## Begin

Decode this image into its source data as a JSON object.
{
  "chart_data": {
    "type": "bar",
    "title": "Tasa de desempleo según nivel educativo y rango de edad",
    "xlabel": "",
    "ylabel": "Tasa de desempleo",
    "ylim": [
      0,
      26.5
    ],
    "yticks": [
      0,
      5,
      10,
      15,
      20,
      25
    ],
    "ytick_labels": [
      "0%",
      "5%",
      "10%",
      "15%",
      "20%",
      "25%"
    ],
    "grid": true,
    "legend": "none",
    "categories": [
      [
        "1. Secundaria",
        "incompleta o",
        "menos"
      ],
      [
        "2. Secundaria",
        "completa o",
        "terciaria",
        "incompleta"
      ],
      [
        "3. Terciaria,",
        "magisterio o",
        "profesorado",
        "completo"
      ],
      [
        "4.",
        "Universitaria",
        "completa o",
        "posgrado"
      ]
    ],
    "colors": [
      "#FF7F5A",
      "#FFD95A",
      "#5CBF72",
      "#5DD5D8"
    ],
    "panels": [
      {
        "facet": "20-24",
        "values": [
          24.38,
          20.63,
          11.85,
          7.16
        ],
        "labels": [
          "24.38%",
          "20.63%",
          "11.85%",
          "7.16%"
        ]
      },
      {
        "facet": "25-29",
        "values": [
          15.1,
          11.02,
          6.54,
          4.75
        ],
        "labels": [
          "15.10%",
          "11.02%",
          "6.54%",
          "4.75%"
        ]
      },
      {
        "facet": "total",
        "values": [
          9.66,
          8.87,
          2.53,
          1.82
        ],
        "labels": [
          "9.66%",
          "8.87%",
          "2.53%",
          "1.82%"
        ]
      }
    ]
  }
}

## End

Copy every line verbatim.

## RESPONSE TO THE EXERCISE:
Decode this image into its source data as a JSON object.
{
  "chart_data": {
    "type": "bar",
    "title": "Tasa de desempleo según nivel educativo y rango de edad",
    "xlabel": "",
    "ylabel": "Tasa de desempleo",
    "ylim": [
      0,
      26.5
    ],
    "yticks": [
      0,
      5,
      10,
      15,
      20,
      25
    ],
    "ytick_labels": [
      "0%",
      "5%",
      "10%",
      "15%",
      "20%",
      "25%"
    ],
    "grid": true,
    "legend": "none",
    "categories": [
      [
        "1. Secundaria",
        "incompleta o",
        "menos"
      ],
      [
        "2. Secundaria",
        "completa o",
        "terciaria",
        "incompleta"
      ],
      [
        "3. Terciaria,",
        "magisterio o",
        "profesorado",
        "completo"
      ],
      [
        "4.",
        "Universitaria",
        "completa o",
        "posgrado"
      ]
    ],
    "colors": [
      "#FF7F5A",
      "#FFD95A",
      "#5CBF72",
      "#5DD5D8"
    ],
    "panels": [
      {
        "facet": "20-24",
        "values": [
          24.38,
          20.63,
          11.85,
          7.16
        ],
        "labels": [
          "24.38%",
          "20.63%",
          "11.85%",
          "7.16%"
        ]
      },
      {
        "facet": "25-29",
        "values": [
          15.1,
          11.02,
          6.54,
          4.75
        ],
        "labels": [
          "15.10%",
          "11.02%",
          "6.54%",
          "4.75%"
        ]
      },
      {
        "facet": "total",
        "values": [
          9.66,
          8.87,
          2.53,
          1.82
        ],
        "labels": [
          "9.66%",
          "8.87%",
          "2.53%",
          "1.82%"
        ]
      }
    ]
  }
}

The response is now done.